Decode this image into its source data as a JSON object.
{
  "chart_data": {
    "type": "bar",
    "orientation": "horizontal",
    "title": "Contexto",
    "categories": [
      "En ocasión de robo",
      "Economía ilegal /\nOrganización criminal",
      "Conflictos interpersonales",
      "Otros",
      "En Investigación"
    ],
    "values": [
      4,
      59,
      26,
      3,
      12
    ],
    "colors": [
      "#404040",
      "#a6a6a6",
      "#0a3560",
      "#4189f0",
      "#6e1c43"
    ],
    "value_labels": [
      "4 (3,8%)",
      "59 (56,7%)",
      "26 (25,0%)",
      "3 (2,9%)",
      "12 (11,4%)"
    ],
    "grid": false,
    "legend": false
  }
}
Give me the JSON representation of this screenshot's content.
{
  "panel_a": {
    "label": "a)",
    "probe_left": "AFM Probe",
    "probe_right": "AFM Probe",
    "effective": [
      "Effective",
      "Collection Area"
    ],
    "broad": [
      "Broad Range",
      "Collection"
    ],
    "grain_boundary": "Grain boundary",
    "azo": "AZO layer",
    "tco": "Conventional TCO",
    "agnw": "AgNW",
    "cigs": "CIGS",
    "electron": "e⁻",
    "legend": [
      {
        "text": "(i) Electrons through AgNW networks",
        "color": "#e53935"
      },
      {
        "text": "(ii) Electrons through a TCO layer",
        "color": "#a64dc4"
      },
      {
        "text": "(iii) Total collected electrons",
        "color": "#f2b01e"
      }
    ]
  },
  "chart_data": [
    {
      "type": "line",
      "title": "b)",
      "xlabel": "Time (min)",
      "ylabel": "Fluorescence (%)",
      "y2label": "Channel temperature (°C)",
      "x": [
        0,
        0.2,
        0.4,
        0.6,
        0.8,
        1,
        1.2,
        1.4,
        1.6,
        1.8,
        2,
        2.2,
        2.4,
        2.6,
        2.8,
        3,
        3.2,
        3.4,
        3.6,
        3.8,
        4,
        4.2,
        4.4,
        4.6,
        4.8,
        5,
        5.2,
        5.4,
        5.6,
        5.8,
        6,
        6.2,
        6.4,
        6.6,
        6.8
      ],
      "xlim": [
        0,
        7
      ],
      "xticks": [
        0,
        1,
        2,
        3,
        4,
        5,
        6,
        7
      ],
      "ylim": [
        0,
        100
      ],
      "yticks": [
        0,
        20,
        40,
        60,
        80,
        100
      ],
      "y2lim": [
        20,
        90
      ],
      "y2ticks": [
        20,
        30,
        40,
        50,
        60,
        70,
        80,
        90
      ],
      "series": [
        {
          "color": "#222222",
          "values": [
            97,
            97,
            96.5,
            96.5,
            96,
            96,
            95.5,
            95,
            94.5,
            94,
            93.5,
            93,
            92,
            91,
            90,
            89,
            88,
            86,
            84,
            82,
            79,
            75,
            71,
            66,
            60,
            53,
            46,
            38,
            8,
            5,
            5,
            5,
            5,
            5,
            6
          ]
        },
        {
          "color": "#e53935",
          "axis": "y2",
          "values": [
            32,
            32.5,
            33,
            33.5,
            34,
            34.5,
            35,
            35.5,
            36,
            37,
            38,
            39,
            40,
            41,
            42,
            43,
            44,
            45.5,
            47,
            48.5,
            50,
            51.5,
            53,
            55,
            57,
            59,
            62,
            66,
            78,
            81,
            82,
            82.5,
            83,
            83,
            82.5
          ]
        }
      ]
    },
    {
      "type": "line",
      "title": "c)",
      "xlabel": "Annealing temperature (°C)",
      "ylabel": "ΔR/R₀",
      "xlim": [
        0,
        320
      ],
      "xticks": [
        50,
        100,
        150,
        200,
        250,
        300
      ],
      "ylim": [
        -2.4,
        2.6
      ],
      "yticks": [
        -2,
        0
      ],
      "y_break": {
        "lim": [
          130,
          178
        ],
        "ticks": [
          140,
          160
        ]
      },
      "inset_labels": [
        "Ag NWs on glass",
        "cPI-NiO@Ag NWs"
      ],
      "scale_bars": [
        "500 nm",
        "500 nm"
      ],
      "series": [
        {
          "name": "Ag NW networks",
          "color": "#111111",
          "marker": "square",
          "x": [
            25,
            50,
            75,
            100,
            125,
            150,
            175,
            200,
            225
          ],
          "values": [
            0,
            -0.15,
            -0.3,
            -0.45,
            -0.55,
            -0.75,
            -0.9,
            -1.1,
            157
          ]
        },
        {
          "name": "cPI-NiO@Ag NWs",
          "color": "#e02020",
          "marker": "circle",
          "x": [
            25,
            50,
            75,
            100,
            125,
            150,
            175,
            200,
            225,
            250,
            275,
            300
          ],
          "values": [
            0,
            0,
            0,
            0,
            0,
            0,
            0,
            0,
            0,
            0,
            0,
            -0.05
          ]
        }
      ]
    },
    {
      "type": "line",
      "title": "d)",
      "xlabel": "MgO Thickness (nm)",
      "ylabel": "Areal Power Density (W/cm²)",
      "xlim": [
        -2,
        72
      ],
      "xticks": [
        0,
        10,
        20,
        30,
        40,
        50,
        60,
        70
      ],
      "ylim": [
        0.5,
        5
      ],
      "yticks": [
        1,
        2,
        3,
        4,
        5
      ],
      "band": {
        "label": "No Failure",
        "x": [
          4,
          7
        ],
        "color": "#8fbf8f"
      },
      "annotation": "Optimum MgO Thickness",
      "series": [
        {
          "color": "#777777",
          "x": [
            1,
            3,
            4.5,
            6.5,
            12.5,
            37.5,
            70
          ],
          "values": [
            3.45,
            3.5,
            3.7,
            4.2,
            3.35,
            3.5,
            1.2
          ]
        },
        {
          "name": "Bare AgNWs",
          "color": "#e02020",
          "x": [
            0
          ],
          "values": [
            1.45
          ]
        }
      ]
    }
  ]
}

DO THIS >> Copy each line of the listing that holds the word "Thickness".

SOLVED PROBLEM >>
      "xlabel": "MgO Thickness (nm)",
      "annotation": "Optimum MgO Thickness",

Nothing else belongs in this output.